(Extracts from a graphics dataset)
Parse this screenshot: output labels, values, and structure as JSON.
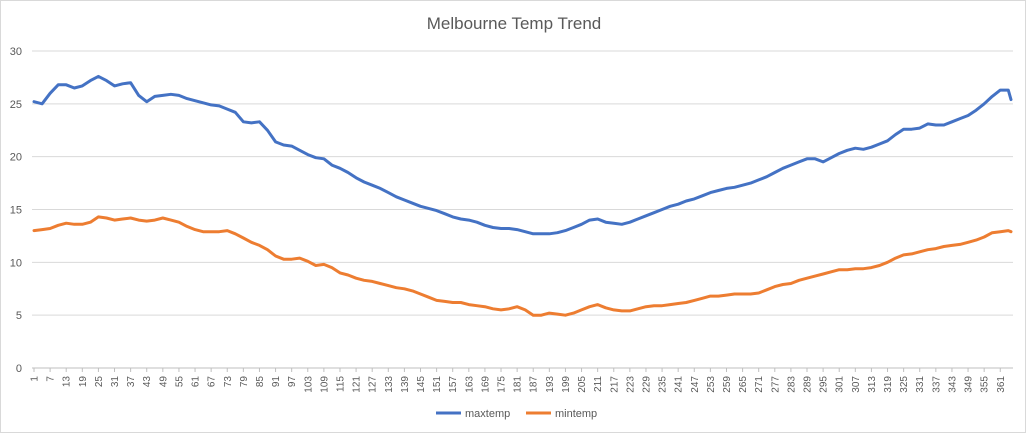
{
  "chart_data": {
    "type": "line",
    "title": "Melbourne Temp Trend",
    "xlabel": "",
    "ylabel": "",
    "ylim": [
      0,
      30
    ],
    "yticks": [
      0,
      5,
      10,
      15,
      20,
      25,
      30
    ],
    "xlim": [
      1,
      365
    ],
    "xticks": [
      1,
      7,
      13,
      19,
      25,
      31,
      37,
      43,
      49,
      55,
      61,
      67,
      73,
      79,
      85,
      91,
      97,
      103,
      109,
      115,
      121,
      127,
      133,
      139,
      145,
      151,
      157,
      163,
      169,
      175,
      181,
      187,
      193,
      199,
      205,
      211,
      217,
      223,
      229,
      235,
      241,
      247,
      253,
      259,
      265,
      271,
      277,
      283,
      289,
      295,
      301,
      307,
      313,
      319,
      325,
      331,
      337,
      343,
      349,
      355,
      361
    ],
    "grid": true,
    "legend_position": "bottom",
    "series": [
      {
        "name": "maxtemp",
        "color": "#4472c4",
        "x": [
          1,
          4,
          7,
          10,
          13,
          16,
          19,
          22,
          25,
          28,
          31,
          34,
          37,
          40,
          43,
          46,
          49,
          52,
          55,
          58,
          61,
          64,
          67,
          70,
          73,
          76,
          79,
          82,
          85,
          88,
          91,
          94,
          97,
          100,
          103,
          106,
          109,
          112,
          115,
          118,
          121,
          124,
          127,
          130,
          133,
          136,
          139,
          142,
          145,
          148,
          151,
          154,
          157,
          160,
          163,
          166,
          169,
          172,
          175,
          178,
          181,
          184,
          187,
          190,
          193,
          196,
          199,
          202,
          205,
          208,
          211,
          214,
          217,
          220,
          223,
          226,
          229,
          232,
          235,
          238,
          241,
          244,
          247,
          250,
          253,
          256,
          259,
          262,
          265,
          268,
          271,
          274,
          277,
          280,
          283,
          286,
          289,
          292,
          295,
          298,
          301,
          304,
          307,
          310,
          313,
          316,
          319,
          322,
          325,
          328,
          331,
          334,
          337,
          340,
          343,
          346,
          349,
          352,
          355,
          358,
          361,
          364,
          365
        ],
        "values": [
          25.2,
          25.0,
          26.0,
          26.8,
          26.8,
          26.5,
          26.7,
          27.2,
          27.6,
          27.2,
          26.7,
          26.9,
          27.0,
          25.8,
          25.2,
          25.7,
          25.8,
          25.9,
          25.8,
          25.5,
          25.3,
          25.1,
          24.9,
          24.8,
          24.5,
          24.2,
          23.3,
          23.2,
          23.3,
          22.5,
          21.4,
          21.1,
          21.0,
          20.6,
          20.2,
          19.9,
          19.8,
          19.2,
          18.9,
          18.5,
          18.0,
          17.6,
          17.3,
          17.0,
          16.6,
          16.2,
          15.9,
          15.6,
          15.3,
          15.1,
          14.9,
          14.6,
          14.3,
          14.1,
          14.0,
          13.8,
          13.5,
          13.3,
          13.2,
          13.2,
          13.1,
          12.9,
          12.7,
          12.7,
          12.7,
          12.8,
          13.0,
          13.3,
          13.6,
          14.0,
          14.1,
          13.8,
          13.7,
          13.6,
          13.8,
          14.1,
          14.4,
          14.7,
          15.0,
          15.3,
          15.5,
          15.8,
          16.0,
          16.3,
          16.6,
          16.8,
          17.0,
          17.1,
          17.3,
          17.5,
          17.8,
          18.1,
          18.5,
          18.9,
          19.2,
          19.5,
          19.8,
          19.8,
          19.5,
          19.9,
          20.3,
          20.6,
          20.8,
          20.7,
          20.9,
          21.2,
          21.5,
          22.1,
          22.6,
          22.6,
          22.7,
          23.1,
          23.0,
          23.0,
          23.3,
          23.6,
          23.9,
          24.4,
          25.0,
          25.7,
          26.3,
          26.3,
          25.4
        ]
      },
      {
        "name": "mintemp",
        "color": "#ed7d31",
        "x": [
          1,
          4,
          7,
          10,
          13,
          16,
          19,
          22,
          25,
          28,
          31,
          34,
          37,
          40,
          43,
          46,
          49,
          52,
          55,
          58,
          61,
          64,
          67,
          70,
          73,
          76,
          79,
          82,
          85,
          88,
          91,
          94,
          97,
          100,
          103,
          106,
          109,
          112,
          115,
          118,
          121,
          124,
          127,
          130,
          133,
          136,
          139,
          142,
          145,
          148,
          151,
          154,
          157,
          160,
          163,
          166,
          169,
          172,
          175,
          178,
          181,
          184,
          187,
          190,
          193,
          196,
          199,
          202,
          205,
          208,
          211,
          214,
          217,
          220,
          223,
          226,
          229,
          232,
          235,
          238,
          241,
          244,
          247,
          250,
          253,
          256,
          259,
          262,
          265,
          268,
          271,
          274,
          277,
          280,
          283,
          286,
          289,
          292,
          295,
          298,
          301,
          304,
          307,
          310,
          313,
          316,
          319,
          322,
          325,
          328,
          331,
          334,
          337,
          340,
          343,
          346,
          349,
          352,
          355,
          358,
          361,
          364,
          365
        ],
        "values": [
          13.0,
          13.1,
          13.2,
          13.5,
          13.7,
          13.6,
          13.6,
          13.8,
          14.3,
          14.2,
          14.0,
          14.1,
          14.2,
          14.0,
          13.9,
          14.0,
          14.2,
          14.0,
          13.8,
          13.4,
          13.1,
          12.9,
          12.9,
          12.9,
          13.0,
          12.7,
          12.3,
          11.9,
          11.6,
          11.2,
          10.6,
          10.3,
          10.3,
          10.4,
          10.1,
          9.7,
          9.8,
          9.5,
          9.0,
          8.8,
          8.5,
          8.3,
          8.2,
          8.0,
          7.8,
          7.6,
          7.5,
          7.3,
          7.0,
          6.7,
          6.4,
          6.3,
          6.2,
          6.2,
          6.0,
          5.9,
          5.8,
          5.6,
          5.5,
          5.6,
          5.8,
          5.5,
          5.0,
          5.0,
          5.2,
          5.1,
          5.0,
          5.2,
          5.5,
          5.8,
          6.0,
          5.7,
          5.5,
          5.4,
          5.4,
          5.6,
          5.8,
          5.9,
          5.9,
          6.0,
          6.1,
          6.2,
          6.4,
          6.6,
          6.8,
          6.8,
          6.9,
          7.0,
          7.0,
          7.0,
          7.1,
          7.4,
          7.7,
          7.9,
          8.0,
          8.3,
          8.5,
          8.7,
          8.9,
          9.1,
          9.3,
          9.3,
          9.4,
          9.4,
          9.5,
          9.7,
          10.0,
          10.4,
          10.7,
          10.8,
          11.0,
          11.2,
          11.3,
          11.5,
          11.6,
          11.7,
          11.9,
          12.1,
          12.4,
          12.8,
          12.9,
          13.0,
          12.9
        ]
      }
    ]
  }
}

(Task objective): Reproduce the data above in full, exactly as it is, with the pictures left out.

(Answer to this task):
Parse this screenshot: output labels, values, and structure as JSON.
{
  "chart_data": {
    "type": "line",
    "title": "Melbourne Temp Trend",
    "xlabel": "",
    "ylabel": "",
    "ylim": [
      0,
      30
    ],
    "yticks": [
      0,
      5,
      10,
      15,
      20,
      25,
      30
    ],
    "xlim": [
      1,
      365
    ],
    "xticks": [
      1,
      7,
      13,
      19,
      25,
      31,
      37,
      43,
      49,
      55,
      61,
      67,
      73,
      79,
      85,
      91,
      97,
      103,
      109,
      115,
      121,
      127,
      133,
      139,
      145,
      151,
      157,
      163,
      169,
      175,
      181,
      187,
      193,
      199,
      205,
      211,
      217,
      223,
      229,
      235,
      241,
      247,
      253,
      259,
      265,
      271,
      277,
      283,
      289,
      295,
      301,
      307,
      313,
      319,
      325,
      331,
      337,
      343,
      349,
      355,
      361
    ],
    "grid": true,
    "legend_position": "bottom",
    "series": [
      {
        "name": "maxtemp",
        "color": "#4472c4",
        "x": [
          1,
          4,
          7,
          10,
          13,
          16,
          19,
          22,
          25,
          28,
          31,
          34,
          37,
          40,
          43,
          46,
          49,
          52,
          55,
          58,
          61,
          64,
          67,
          70,
          73,
          76,
          79,
          82,
          85,
          88,
          91,
          94,
          97,
          100,
          103,
          106,
          109,
          112,
          115,
          118,
          121,
          124,
          127,
          130,
          133,
          136,
          139,
          142,
          145,
          148,
          151,
          154,
          157,
          160,
          163,
          166,
          169,
          172,
          175,
          178,
          181,
          184,
          187,
          190,
          193,
          196,
          199,
          202,
          205,
          208,
          211,
          214,
          217,
          220,
          223,
          226,
          229,
          232,
          235,
          238,
          241,
          244,
          247,
          250,
          253,
          256,
          259,
          262,
          265,
          268,
          271,
          274,
          277,
          280,
          283,
          286,
          289,
          292,
          295,
          298,
          301,
          304,
          307,
          310,
          313,
          316,
          319,
          322,
          325,
          328,
          331,
          334,
          337,
          340,
          343,
          346,
          349,
          352,
          355,
          358,
          361,
          364,
          365
        ],
        "values": [
          25.2,
          25.0,
          26.0,
          26.8,
          26.8,
          26.5,
          26.7,
          27.2,
          27.6,
          27.2,
          26.7,
          26.9,
          27.0,
          25.8,
          25.2,
          25.7,
          25.8,
          25.9,
          25.8,
          25.5,
          25.3,
          25.1,
          24.9,
          24.8,
          24.5,
          24.2,
          23.3,
          23.2,
          23.3,
          22.5,
          21.4,
          21.1,
          21.0,
          20.6,
          20.2,
          19.9,
          19.8,
          19.2,
          18.9,
          18.5,
          18.0,
          17.6,
          17.3,
          17.0,
          16.6,
          16.2,
          15.9,
          15.6,
          15.3,
          15.1,
          14.9,
          14.6,
          14.3,
          14.1,
          14.0,
          13.8,
          13.5,
          13.3,
          13.2,
          13.2,
          13.1,
          12.9,
          12.7,
          12.7,
          12.7,
          12.8,
          13.0,
          13.3,
          13.6,
          14.0,
          14.1,
          13.8,
          13.7,
          13.6,
          13.8,
          14.1,
          14.4,
          14.7,
          15.0,
          15.3,
          15.5,
          15.8,
          16.0,
          16.3,
          16.6,
          16.8,
          17.0,
          17.1,
          17.3,
          17.5,
          17.8,
          18.1,
          18.5,
          18.9,
          19.2,
          19.5,
          19.8,
          19.8,
          19.5,
          19.9,
          20.3,
          20.6,
          20.8,
          20.7,
          20.9,
          21.2,
          21.5,
          22.1,
          22.6,
          22.6,
          22.7,
          23.1,
          23.0,
          23.0,
          23.3,
          23.6,
          23.9,
          24.4,
          25.0,
          25.7,
          26.3,
          26.3,
          25.4
        ]
      },
      {
        "name": "mintemp",
        "color": "#ed7d31",
        "x": [
          1,
          4,
          7,
          10,
          13,
          16,
          19,
          22,
          25,
          28,
          31,
          34,
          37,
          40,
          43,
          46,
          49,
          52,
          55,
          58,
          61,
          64,
          67,
          70,
          73,
          76,
          79,
          82,
          85,
          88,
          91,
          94,
          97,
          100,
          103,
          106,
          109,
          112,
          115,
          118,
          121,
          124,
          127,
          130,
          133,
          136,
          139,
          142,
          145,
          148,
          151,
          154,
          157,
          160,
          163,
          166,
          169,
          172,
          175,
          178,
          181,
          184,
          187,
          190,
          193,
          196,
          199,
          202,
          205,
          208,
          211,
          214,
          217,
          220,
          223,
          226,
          229,
          232,
          235,
          238,
          241,
          244,
          247,
          250,
          253,
          256,
          259,
          262,
          265,
          268,
          271,
          274,
          277,
          280,
          283,
          286,
          289,
          292,
          295,
          298,
          301,
          304,
          307,
          310,
          313,
          316,
          319,
          322,
          325,
          328,
          331,
          334,
          337,
          340,
          343,
          346,
          349,
          352,
          355,
          358,
          361,
          364,
          365
        ],
        "values": [
          13.0,
          13.1,
          13.2,
          13.5,
          13.7,
          13.6,
          13.6,
          13.8,
          14.3,
          14.2,
          14.0,
          14.1,
          14.2,
          14.0,
          13.9,
          14.0,
          14.2,
          14.0,
          13.8,
          13.4,
          13.1,
          12.9,
          12.9,
          12.9,
          13.0,
          12.7,
          12.3,
          11.9,
          11.6,
          11.2,
          10.6,
          10.3,
          10.3,
          10.4,
          10.1,
          9.7,
          9.8,
          9.5,
          9.0,
          8.8,
          8.5,
          8.3,
          8.2,
          8.0,
          7.8,
          7.6,
          7.5,
          7.3,
          7.0,
          6.7,
          6.4,
          6.3,
          6.2,
          6.2,
          6.0,
          5.9,
          5.8,
          5.6,
          5.5,
          5.6,
          5.8,
          5.5,
          5.0,
          5.0,
          5.2,
          5.1,
          5.0,
          5.2,
          5.5,
          5.8,
          6.0,
          5.7,
          5.5,
          5.4,
          5.4,
          5.6,
          5.8,
          5.9,
          5.9,
          6.0,
          6.1,
          6.2,
          6.4,
          6.6,
          6.8,
          6.8,
          6.9,
          7.0,
          7.0,
          7.0,
          7.1,
          7.4,
          7.7,
          7.9,
          8.0,
          8.3,
          8.5,
          8.7,
          8.9,
          9.1,
          9.3,
          9.3,
          9.4,
          9.4,
          9.5,
          9.7,
          10.0,
          10.4,
          10.7,
          10.8,
          11.0,
          11.2,
          11.3,
          11.5,
          11.6,
          11.7,
          11.9,
          12.1,
          12.4,
          12.8,
          12.9,
          13.0,
          12.9
        ]
      }
    ]
  }
}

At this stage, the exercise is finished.